THE PROBLEM » Give the number of lines in the listing that hold the word "Itinéraire". Write nothing but that number.
>>>>
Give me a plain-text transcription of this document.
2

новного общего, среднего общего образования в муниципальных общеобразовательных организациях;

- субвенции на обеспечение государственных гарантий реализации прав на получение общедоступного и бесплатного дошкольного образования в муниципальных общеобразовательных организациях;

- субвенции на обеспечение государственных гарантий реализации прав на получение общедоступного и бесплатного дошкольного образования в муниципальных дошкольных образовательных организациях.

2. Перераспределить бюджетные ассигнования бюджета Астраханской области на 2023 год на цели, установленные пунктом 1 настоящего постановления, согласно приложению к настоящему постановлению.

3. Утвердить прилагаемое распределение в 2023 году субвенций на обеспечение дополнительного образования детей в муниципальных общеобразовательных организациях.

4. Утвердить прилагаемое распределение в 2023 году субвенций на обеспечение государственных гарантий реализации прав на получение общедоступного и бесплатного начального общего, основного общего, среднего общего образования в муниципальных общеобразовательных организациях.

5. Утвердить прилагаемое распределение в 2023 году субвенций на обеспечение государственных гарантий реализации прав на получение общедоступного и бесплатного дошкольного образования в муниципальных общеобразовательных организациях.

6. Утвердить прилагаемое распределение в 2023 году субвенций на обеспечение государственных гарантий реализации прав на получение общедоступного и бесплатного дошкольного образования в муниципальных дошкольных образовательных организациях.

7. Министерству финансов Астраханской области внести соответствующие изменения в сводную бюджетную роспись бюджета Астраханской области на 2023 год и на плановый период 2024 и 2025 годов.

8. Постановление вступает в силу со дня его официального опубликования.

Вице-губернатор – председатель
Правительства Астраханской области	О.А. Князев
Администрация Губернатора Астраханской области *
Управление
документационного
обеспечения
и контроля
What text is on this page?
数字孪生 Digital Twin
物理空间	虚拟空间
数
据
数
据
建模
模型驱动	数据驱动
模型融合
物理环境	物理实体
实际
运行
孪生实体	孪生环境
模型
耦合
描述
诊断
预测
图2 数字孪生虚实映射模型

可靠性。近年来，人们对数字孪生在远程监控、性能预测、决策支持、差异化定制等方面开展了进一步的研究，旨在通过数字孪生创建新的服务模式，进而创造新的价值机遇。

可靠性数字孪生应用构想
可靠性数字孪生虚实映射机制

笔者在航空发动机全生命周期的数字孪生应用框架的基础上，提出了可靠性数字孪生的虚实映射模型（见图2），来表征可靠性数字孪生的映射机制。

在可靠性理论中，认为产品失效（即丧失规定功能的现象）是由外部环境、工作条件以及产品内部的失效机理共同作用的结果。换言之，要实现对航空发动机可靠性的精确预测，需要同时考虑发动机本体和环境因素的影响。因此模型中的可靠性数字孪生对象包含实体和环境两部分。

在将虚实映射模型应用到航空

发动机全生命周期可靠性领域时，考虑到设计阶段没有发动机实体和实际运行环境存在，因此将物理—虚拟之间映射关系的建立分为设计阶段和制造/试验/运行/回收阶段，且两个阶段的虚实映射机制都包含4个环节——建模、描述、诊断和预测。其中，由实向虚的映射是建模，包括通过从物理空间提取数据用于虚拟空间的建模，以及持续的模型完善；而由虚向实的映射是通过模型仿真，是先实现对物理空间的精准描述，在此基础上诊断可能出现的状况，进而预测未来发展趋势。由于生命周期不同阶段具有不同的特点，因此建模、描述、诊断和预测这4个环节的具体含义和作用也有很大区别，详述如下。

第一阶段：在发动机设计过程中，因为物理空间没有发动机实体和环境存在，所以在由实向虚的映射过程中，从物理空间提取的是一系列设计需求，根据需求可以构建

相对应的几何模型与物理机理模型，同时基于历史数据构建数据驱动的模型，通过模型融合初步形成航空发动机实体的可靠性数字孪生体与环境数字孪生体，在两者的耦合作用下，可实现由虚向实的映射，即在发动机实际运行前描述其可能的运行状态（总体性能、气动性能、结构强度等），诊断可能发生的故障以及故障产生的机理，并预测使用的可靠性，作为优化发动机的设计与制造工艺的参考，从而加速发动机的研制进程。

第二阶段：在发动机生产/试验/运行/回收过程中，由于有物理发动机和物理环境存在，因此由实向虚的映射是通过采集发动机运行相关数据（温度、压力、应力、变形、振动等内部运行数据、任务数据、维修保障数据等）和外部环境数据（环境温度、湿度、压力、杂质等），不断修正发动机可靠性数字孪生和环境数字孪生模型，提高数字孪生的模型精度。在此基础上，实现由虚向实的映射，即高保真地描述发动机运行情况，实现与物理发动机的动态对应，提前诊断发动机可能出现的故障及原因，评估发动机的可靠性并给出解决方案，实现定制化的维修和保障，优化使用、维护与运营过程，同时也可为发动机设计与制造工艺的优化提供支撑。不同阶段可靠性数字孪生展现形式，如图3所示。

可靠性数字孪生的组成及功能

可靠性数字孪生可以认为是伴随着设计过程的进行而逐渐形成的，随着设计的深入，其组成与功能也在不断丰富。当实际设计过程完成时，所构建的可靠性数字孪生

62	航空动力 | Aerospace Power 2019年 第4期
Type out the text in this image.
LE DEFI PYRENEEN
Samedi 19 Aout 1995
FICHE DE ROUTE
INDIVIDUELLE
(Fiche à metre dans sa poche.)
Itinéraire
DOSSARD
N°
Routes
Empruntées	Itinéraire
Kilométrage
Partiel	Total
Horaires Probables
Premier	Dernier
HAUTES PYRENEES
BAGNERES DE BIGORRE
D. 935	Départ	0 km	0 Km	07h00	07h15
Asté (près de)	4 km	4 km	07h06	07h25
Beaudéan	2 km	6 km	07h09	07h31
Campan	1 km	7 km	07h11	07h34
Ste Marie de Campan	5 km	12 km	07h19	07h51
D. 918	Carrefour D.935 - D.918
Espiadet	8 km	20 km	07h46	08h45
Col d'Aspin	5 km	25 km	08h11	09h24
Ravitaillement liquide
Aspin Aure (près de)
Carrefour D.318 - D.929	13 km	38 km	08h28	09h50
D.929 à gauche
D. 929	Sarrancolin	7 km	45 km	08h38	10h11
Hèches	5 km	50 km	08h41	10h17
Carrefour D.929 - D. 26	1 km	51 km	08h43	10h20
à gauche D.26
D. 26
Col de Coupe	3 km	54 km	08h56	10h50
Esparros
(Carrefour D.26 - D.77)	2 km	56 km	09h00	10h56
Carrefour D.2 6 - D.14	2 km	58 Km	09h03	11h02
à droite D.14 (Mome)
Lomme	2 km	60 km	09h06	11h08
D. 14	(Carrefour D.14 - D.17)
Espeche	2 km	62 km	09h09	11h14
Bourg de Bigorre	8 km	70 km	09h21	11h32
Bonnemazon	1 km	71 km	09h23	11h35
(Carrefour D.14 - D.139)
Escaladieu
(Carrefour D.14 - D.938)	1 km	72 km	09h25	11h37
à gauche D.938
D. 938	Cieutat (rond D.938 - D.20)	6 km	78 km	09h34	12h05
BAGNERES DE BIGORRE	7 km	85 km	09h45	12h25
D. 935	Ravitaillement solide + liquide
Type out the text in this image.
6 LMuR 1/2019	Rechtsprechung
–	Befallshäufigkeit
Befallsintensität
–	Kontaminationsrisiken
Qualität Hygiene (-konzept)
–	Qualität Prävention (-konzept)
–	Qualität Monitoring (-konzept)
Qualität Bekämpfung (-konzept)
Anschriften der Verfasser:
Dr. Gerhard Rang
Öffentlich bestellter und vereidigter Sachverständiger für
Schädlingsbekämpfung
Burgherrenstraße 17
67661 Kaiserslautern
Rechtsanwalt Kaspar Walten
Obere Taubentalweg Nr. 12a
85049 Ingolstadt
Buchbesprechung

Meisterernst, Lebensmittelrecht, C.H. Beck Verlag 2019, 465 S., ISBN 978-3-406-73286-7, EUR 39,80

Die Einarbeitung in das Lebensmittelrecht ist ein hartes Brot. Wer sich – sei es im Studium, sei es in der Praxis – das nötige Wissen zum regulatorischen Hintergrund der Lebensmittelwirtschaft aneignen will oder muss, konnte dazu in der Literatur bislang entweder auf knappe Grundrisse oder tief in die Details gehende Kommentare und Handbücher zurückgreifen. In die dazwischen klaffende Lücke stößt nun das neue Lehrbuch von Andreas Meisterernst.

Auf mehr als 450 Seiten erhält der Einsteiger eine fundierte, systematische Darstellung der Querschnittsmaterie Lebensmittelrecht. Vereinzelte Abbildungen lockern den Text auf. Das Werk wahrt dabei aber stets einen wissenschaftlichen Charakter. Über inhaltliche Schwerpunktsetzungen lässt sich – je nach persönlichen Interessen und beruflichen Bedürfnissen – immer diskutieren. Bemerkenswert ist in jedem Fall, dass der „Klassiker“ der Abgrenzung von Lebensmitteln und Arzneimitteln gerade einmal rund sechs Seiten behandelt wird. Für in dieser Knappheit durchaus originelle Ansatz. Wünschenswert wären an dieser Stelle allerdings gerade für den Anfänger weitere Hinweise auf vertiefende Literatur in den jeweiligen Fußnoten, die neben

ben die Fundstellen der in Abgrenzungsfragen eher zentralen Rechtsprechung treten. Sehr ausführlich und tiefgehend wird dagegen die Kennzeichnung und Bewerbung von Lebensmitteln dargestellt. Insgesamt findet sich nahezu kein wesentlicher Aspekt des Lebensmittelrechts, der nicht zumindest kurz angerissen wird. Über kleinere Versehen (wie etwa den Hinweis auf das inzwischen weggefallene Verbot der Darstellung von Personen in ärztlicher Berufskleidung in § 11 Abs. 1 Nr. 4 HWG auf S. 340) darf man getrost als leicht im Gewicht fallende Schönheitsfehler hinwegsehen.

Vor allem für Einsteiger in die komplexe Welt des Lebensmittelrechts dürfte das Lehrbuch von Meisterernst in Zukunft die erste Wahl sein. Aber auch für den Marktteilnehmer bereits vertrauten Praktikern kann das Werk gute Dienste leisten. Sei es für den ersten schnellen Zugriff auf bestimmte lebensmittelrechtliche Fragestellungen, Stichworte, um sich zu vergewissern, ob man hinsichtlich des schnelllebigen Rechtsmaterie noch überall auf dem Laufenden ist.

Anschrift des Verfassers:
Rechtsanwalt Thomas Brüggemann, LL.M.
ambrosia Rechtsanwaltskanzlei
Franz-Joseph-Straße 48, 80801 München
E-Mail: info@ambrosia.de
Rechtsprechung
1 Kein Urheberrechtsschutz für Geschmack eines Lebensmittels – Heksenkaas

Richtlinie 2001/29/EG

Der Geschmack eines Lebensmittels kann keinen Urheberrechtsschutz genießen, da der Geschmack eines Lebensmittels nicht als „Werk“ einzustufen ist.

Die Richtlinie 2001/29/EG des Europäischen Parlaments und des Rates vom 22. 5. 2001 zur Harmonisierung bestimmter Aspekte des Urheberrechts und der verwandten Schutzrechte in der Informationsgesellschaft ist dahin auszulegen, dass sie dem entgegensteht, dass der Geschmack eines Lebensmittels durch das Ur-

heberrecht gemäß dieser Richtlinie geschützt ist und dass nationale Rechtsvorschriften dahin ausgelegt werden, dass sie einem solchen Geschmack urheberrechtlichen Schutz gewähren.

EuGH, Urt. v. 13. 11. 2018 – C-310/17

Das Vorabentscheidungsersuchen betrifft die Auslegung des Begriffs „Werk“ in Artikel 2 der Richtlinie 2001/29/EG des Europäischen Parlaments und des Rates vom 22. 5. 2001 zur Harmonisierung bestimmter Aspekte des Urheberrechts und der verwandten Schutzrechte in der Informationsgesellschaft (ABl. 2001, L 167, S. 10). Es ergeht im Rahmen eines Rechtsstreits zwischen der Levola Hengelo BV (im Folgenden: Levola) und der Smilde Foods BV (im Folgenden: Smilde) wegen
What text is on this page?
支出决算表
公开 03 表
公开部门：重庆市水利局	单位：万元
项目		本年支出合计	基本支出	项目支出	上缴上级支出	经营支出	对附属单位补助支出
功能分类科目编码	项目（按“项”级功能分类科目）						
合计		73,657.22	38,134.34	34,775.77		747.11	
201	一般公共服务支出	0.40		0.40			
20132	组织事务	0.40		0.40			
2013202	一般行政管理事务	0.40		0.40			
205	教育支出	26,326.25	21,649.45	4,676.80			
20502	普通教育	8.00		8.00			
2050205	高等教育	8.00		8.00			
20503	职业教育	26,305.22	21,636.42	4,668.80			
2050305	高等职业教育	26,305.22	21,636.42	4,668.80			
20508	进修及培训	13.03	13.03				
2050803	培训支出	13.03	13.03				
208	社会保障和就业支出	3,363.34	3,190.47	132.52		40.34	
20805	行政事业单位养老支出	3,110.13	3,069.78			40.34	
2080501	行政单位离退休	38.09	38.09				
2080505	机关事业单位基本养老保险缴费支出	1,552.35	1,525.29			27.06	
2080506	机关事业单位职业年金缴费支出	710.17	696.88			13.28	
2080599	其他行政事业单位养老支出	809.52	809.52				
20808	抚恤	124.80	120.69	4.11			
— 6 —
<<<<
SOLUTION TO THIS PROBLEM » 2